> Written tasks
• A. Which races does the worldbuilding essay name as ones the writer reworked? List each one.
• B. According to the worldbuilding essay, how many times did the writer draft the beginning of the story before settling on a tone and approach?
• C. Reproduce part of the worldbuilding essay word for word: begin at the words "As it stands" and stop after "continue to explore.".

> Excerpted passage
Okay, that’s a good start.
Now, what if they used to be fairies, but are only goblins now because they’re cursed? That’s not that original of an idea, but if I twist it so that as a fallen race they’re actually holier and closer to the god they once defied than the humans and other races who didn’t rebel… that makes it more interesting. They have something to prove, or at least it started that way. After a couple millennia, they love the god who spared their lives and gave them a chance at redemption.
When you twist an idea around so far that it starts getting familiar again, that’s an idea you might benefit from exploring. What is this thing you’ve created? An abomination, or an apotheosis? I guess only time will tell.
I took this approach and reworked elves, nymphs, fairies, humans, and a few pet projects I’d always been curious about. Some were unrecognizable after I finished. Some I had to tone down a bit, because the result was too disturbing or too overpowering and threatened to take over the series.
I might return to those.
Then I built a world and a history around the different races. I had to develop a cataclysm worthy of a world built out of extremes, something my characters would actually find threatening after all the nightmares I’d worked into the history. I had to create a pantheon that wasn’t just a reworking of Greco-Roman and Egyptian mythologies. I wanted the world’s gods to reflect a bit of that complexity, though, the way that Greek and Egyptian gods and goddesses picked up new powers and domains as time went by and cultures changed.
Then, and only then, was it time to come up with a story. Something that would offer more than just one motive, so that my characters would be in conflict with themselves and not just the world around them. Also, something big enough to take them across the continent, so they could visit more than just a few of the races and cultures I’d dreamed up. It was fine if I missed a few, so long as I touched on the most important ones (read: the ones I liked the most).
I took my three favorite ideas and meshed them, then threw out the pieces that didn’t fit. I wrote the beginning of the story about five times before I decided on the tone and the approach I liked best. It was hard to balance the story between the need to get characters across my extensive milieu, and the much more pressing need to focus on the characters and their needs and plans. The result was a storyline that would have to save a lot of my favorite locations and races for later, as the plot expanded to take in more characters.
As it stands with the first book, Tales of the Darksome Thorn is just a thimbleful of the ideas I came up with because I wanted to see where they would take me. It’s been an adventure so far, and I hope it continues to feel like an adventure for my readers as I continue to explore.
About the Author:
Jeremy Higley was born in California but now lives in Arizona. As of 2016 he’s a graduate student working on a master’s degree in English. He’s also an instructional aide at a local elementary school, a novelist, and a contributing editor for a nonprofit student success company called LifeBound.

> Supplied data
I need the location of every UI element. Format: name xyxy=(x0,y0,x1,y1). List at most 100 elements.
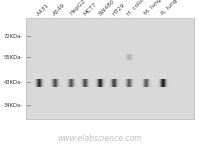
Bar xyxy=(163,79,164,87)
Bar xyxy=(85,79,86,87)
Bar xyxy=(132,79,133,87)
Bar xyxy=(83,79,84,87)
Bar xyxy=(102,79,103,87)
Bar xyxy=(38,79,39,87)
Bar xyxy=(80,79,81,87)
Bar xyxy=(117,79,118,87)
Bar xyxy=(124,54,125,60)
Text: A549: A549 xyxy=(52,2,67,16)
Bar xyxy=(131,54,132,60)
Bar xyxy=(105,79,106,87)
Text: A431: A431 xyxy=(36,2,51,16)
Bar xyxy=(133,54,134,60)
Bar xyxy=(101,79,102,87)
Bar xyxy=(168,79,169,87)
Bar xyxy=(76,79,77,87)
Bar xyxy=(97,79,98,87)
Bar xyxy=(68,79,69,87)
Text: www.elabscience.com: www.elabscience.com xyxy=(58,134,142,143)
Bar xyxy=(134,79,135,87)
Text: HT29: HT29 xyxy=(111,2,126,16)
Bar xyxy=(52,79,53,87)
Bar xyxy=(88,79,89,87)
Bar xyxy=(165,79,166,87)
Bar xyxy=(86,79,87,87)
Bar xyxy=(98,79,99,87)
Bar xyxy=(74,79,75,87)
Bar xyxy=(161,79,162,87)
Bar xyxy=(132,54,133,60)
Bar xyxy=(159,79,160,87)
Bar xyxy=(58,79,59,87)
Bar xyxy=(35,79,36,87)
Bar xyxy=(90,79,91,87)
Bar xyxy=(54,79,55,87)
Bar xyxy=(127,79,128,87)
Text: H. colon cancer: H. colon cancer xyxy=(126,0,162,16)
Bar xyxy=(57,79,58,87)
Bar xyxy=(145,79,146,87)
Bar xyxy=(125,79,126,87)
Bar xyxy=(67,79,68,87)
Bar xyxy=(44,79,45,87)
Bar xyxy=(126,79,127,87)
Bar xyxy=(143,79,144,87)
Bar xyxy=(72,79,73,87)
Bar xyxy=(158,79,159,87)
Text: SW480: SW480 xyxy=(97,0,116,16)
Bar xyxy=(99,79,100,87)
Bar xyxy=(141,79,142,87)
Bar xyxy=(116,79,117,87)
Bar xyxy=(118,79,119,87)
Bar xyxy=(133,79,134,87)
Bar xyxy=(113,79,114,87)
Bar xyxy=(130,54,131,60)
Bar xyxy=(114,79,115,87)
Bar xyxy=(69,79,70,87)
Bar xyxy=(164,79,165,87)
Bar xyxy=(84,79,85,87)
Bar xyxy=(129,54,130,60)
Bar xyxy=(87,79,88,87)
Text: 34KDa-: 34KDa- xyxy=(4,103,23,108)
Bar xyxy=(150,79,151,87)
Text: M. lung: M. lung xyxy=(143,0,162,16)
Bar xyxy=(60,79,61,87)
Bar xyxy=(100,79,101,87)
Bar xyxy=(124,79,125,87)
Bar xyxy=(119,79,120,87)
Text: 55KDa-: 55KDa- xyxy=(4,55,23,60)
Text: HepG2: HepG2 xyxy=(68,0,86,16)
Bar xyxy=(66,79,67,87)
Bar xyxy=(126,54,127,60)
Bar xyxy=(42,79,43,87)
Text: R. lung: R. lung xyxy=(160,0,178,16)
Bar xyxy=(112,79,113,87)
Text: MCT7: MCT7 xyxy=(82,1,98,16)
Bar xyxy=(39,79,40,87)
Bar xyxy=(149,79,150,87)
Bar xyxy=(40,79,41,87)
Bar xyxy=(96,79,97,87)
Bar xyxy=(166,79,167,87)
Bar xyxy=(167,79,168,87)
Bar xyxy=(41,79,42,87)
Bar xyxy=(146,79,147,87)
Bar xyxy=(70,79,71,87)
Bar xyxy=(34,79,35,87)
Bar xyxy=(144,79,145,87)
Text: 43KDa-: 43KDa- xyxy=(4,80,23,85)
Bar xyxy=(110,79,111,87)
Bar xyxy=(37,79,38,87)
Bar xyxy=(131,79,132,87)
Bar xyxy=(59,79,60,87)
Bar xyxy=(160,79,161,87)
Bar xyxy=(109,79,110,87)
Bar xyxy=(162,79,163,87)
Bar xyxy=(115,79,116,87)
Bar xyxy=(130,79,131,87)
Bar xyxy=(128,54,129,60)
Bar xyxy=(111,79,112,87)
Bar xyxy=(75,79,76,87)
Bar xyxy=(71,79,72,87)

> Written responses
• A. Elves, nymphs, fairies, and humans.

• B. About five times.

• C.
As it stands with the first book, Tales of the Darksome Thorn is just a thimbleful of the ideas I came up with because I wanted to see where they would take me. It’s been an adventure so far, and I hope it continues to feel like an adventure for my readers as I continue to explore.